## BEGIN Input

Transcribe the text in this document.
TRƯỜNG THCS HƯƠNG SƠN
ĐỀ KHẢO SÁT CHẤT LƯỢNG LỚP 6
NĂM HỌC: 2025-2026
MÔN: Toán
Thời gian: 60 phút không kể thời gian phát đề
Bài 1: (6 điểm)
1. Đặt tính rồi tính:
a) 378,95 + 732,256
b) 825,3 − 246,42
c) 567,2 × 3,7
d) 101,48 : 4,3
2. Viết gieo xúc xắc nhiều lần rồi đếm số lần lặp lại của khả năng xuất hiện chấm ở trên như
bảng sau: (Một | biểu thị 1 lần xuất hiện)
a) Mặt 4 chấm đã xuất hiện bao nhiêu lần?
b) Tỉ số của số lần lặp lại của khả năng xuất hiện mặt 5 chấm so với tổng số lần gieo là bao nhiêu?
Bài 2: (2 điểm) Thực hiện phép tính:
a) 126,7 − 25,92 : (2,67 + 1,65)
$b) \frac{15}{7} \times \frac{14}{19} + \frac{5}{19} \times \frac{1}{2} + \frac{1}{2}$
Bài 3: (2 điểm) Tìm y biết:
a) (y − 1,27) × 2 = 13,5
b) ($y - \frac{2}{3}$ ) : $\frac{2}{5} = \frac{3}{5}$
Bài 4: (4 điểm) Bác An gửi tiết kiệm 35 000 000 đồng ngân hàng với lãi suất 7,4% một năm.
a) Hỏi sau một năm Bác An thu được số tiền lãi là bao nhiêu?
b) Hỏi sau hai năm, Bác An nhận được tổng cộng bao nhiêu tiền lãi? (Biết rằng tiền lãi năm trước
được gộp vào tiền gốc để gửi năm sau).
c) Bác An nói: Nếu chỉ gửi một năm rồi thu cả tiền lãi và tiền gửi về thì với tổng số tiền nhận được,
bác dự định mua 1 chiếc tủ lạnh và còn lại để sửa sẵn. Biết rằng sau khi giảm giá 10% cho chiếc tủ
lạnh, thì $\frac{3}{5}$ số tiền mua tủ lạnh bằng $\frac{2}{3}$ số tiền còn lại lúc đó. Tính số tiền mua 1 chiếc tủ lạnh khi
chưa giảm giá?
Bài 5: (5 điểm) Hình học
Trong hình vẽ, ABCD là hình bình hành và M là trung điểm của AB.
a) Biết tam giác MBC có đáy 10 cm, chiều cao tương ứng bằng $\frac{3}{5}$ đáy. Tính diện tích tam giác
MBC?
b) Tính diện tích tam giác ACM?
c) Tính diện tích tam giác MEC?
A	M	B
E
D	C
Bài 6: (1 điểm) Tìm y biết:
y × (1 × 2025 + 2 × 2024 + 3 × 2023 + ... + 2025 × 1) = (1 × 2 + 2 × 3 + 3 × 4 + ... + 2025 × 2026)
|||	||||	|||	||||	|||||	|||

## END Input

Write out every entry again exactly, please, with nothing missing.

**Complete answer**
Transcribe the text in this document.
TRƯỜNG THCS HƯƠNG SƠN
ĐỀ KHẢO SÁT CHẤT LƯỢNG LỚP 6
NĂM HỌC: 2025-2026
MÔN: Toán
Thời gian: 60 phút không kể thời gian phát đề
Bài 1: (6 điểm)
1. Đặt tính rồi tính:
a) 378,95 + 732,256
b) 825,3 − 246,42
c) 567,2 × 3,7
d) 101,48 : 4,3
2. Viết gieo xúc xắc nhiều lần rồi đếm số lần lặp lại của khả năng xuất hiện chấm ở trên như
bảng sau: (Một | biểu thị 1 lần xuất hiện)
a) Mặt 4 chấm đã xuất hiện bao nhiêu lần?
b) Tỉ số của số lần lặp lại của khả năng xuất hiện mặt 5 chấm so với tổng số lần gieo là bao nhiêu?
Bài 2: (2 điểm) Thực hiện phép tính:
a) 126,7 − 25,92 : (2,67 + 1,65)
$b) \frac{15}{7} \times \frac{14}{19} + \frac{5}{19} \times \frac{1}{2} + \frac{1}{2}$
Bài 3: (2 điểm) Tìm y biết:
a) (y − 1,27) × 2 = 13,5
b) ($y - \frac{2}{3}$ ) : $\frac{2}{5} = \frac{3}{5}$
Bài 4: (4 điểm) Bác An gửi tiết kiệm 35 000 000 đồng ngân hàng với lãi suất 7,4% một năm.
a) Hỏi sau một năm Bác An thu được số tiền lãi là bao nhiêu?
b) Hỏi sau hai năm, Bác An nhận được tổng cộng bao nhiêu tiền lãi? (Biết rằng tiền lãi năm trước
được gộp vào tiền gốc để gửi năm sau).
c) Bác An nói: Nếu chỉ gửi một năm rồi thu cả tiền lãi và tiền gửi về thì với tổng số tiền nhận được,
bác dự định mua 1 chiếc tủ lạnh và còn lại để sửa sẵn. Biết rằng sau khi giảm giá 10% cho chiếc tủ
lạnh, thì $\frac{3}{5}$ số tiền mua tủ lạnh bằng $\frac{2}{3}$ số tiền còn lại lúc đó. Tính số tiền mua 1 chiếc tủ lạnh khi
chưa giảm giá?
Bài 5: (5 điểm) Hình học
Trong hình vẽ, ABCD là hình bình hành và M là trung điểm của AB.
a) Biết tam giác MBC có đáy 10 cm, chiều cao tương ứng bằng $\frac{3}{5}$ đáy. Tính diện tích tam giác
MBC?
b) Tính diện tích tam giác ACM?
c) Tính diện tích tam giác MEC?
A	M	B
E
D	C
Bài 6: (1 điểm) Tìm y biết:
y × (1 × 2025 + 2 × 2024 + 3 × 2023 + ... + 2025 × 1) = (1 × 2 + 2 × 3 + 3 × 4 + ... + 2025 × 2026)
|||	||||	|||	||||	|||||	|||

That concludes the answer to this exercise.